>>
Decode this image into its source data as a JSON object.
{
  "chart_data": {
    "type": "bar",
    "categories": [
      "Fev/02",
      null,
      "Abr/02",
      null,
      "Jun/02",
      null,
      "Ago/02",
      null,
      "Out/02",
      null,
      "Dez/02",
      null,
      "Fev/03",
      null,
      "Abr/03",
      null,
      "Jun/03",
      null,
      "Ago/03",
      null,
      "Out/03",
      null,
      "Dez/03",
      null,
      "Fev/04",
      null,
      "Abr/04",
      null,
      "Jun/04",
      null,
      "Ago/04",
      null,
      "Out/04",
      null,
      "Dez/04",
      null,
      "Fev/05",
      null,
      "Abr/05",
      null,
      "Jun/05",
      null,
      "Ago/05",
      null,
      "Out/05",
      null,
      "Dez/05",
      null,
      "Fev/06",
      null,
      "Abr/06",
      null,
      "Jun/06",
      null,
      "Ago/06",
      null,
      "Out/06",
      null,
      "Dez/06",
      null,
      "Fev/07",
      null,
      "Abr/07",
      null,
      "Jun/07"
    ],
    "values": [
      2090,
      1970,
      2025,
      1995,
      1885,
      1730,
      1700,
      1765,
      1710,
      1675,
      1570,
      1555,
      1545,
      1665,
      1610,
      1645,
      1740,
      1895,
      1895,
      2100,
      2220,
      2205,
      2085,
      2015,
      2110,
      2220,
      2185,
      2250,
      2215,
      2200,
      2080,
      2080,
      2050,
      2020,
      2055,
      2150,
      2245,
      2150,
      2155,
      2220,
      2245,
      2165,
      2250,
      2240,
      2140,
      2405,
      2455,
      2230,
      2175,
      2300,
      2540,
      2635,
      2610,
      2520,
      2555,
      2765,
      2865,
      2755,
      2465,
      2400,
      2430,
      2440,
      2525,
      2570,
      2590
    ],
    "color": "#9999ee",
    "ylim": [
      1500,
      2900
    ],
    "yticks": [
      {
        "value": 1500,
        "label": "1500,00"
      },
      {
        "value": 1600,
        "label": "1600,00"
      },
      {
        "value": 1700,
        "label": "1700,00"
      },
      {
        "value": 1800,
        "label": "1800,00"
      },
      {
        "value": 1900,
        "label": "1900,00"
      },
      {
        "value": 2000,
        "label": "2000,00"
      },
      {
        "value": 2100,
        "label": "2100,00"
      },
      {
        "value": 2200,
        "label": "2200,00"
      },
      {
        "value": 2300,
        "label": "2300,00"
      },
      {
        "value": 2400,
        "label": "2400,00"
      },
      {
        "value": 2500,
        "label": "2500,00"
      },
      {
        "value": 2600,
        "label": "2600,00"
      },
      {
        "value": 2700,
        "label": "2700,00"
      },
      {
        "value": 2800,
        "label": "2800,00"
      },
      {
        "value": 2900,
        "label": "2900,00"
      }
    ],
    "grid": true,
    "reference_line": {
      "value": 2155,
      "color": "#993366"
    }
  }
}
<<
What this task involves:
Recite the full listing above exactly.

In response:
Decode this image into its source data as a JSON object.
{
  "chart_data": {
    "type": "bar",
    "categories": [
      "Fev/02",
      null,
      "Abr/02",
      null,
      "Jun/02",
      null,
      "Ago/02",
      null,
      "Out/02",
      null,
      "Dez/02",
      null,
      "Fev/03",
      null,
      "Abr/03",
      null,
      "Jun/03",
      null,
      "Ago/03",
      null,
      "Out/03",
      null,
      "Dez/03",
      null,
      "Fev/04",
      null,
      "Abr/04",
      null,
      "Jun/04",
      null,
      "Ago/04",
      null,
      "Out/04",
      null,
      "Dez/04",
      null,
      "Fev/05",
      null,
      "Abr/05",
      null,
      "Jun/05",
      null,
      "Ago/05",
      null,
      "Out/05",
      null,
      "Dez/05",
      null,
      "Fev/06",
      null,
      "Abr/06",
      null,
      "Jun/06",
      null,
      "Ago/06",
      null,
      "Out/06",
      null,
      "Dez/06",
      null,
      "Fev/07",
      null,
      "Abr/07",
      null,
      "Jun/07"
    ],
    "values": [
      2090,
      1970,
      2025,
      1995,
      1885,
      1730,
      1700,
      1765,
      1710,
      1675,
      1570,
      1555,
      1545,
      1665,
      1610,
      1645,
      1740,
      1895,
      1895,
      2100,
      2220,
      2205,
      2085,
      2015,
      2110,
      2220,
      2185,
      2250,
      2215,
      2200,
      2080,
      2080,
      2050,
      2020,
      2055,
      2150,
      2245,
      2150,
      2155,
      2220,
      2245,
      2165,
      2250,
      2240,
      2140,
      2405,
      2455,
      2230,
      2175,
      2300,
      2540,
      2635,
      2610,
      2520,
      2555,
      2765,
      2865,
      2755,
      2465,
      2400,
      2430,
      2440,
      2525,
      2570,
      2590
    ],
    "color": "#9999ee",
    "ylim": [
      1500,
      2900
    ],
    "yticks": [
      {
        "value": 1500,
        "label": "1500,00"
      },
      {
        "value": 1600,
        "label": "1600,00"
      },
      {
        "value": 1700,
        "label": "1700,00"
      },
      {
        "value": 1800,
        "label": "1800,00"
      },
      {
        "value": 1900,
        "label": "1900,00"
      },
      {
        "value": 2000,
        "label": "2000,00"
      },
      {
        "value": 2100,
        "label": "2100,00"
      },
      {
        "value": 2200,
        "label": "2200,00"
      },
      {
        "value": 2300,
        "label": "2300,00"
      },
      {
        "value": 2400,
        "label": "2400,00"
      },
      {
        "value": 2500,
        "label": "2500,00"
      },
      {
        "value": 2600,
        "label": "2600,00"
      },
      {
        "value": 2700,
        "label": "2700,00"
      },
      {
        "value": 2800,
        "label": "2800,00"
      },
      {
        "value": 2900,
        "label": "2900,00"
      }
    ],
    "grid": true,
    "reference_line": {
      "value": 2155,
      "color": "#993366"
    }
  }
}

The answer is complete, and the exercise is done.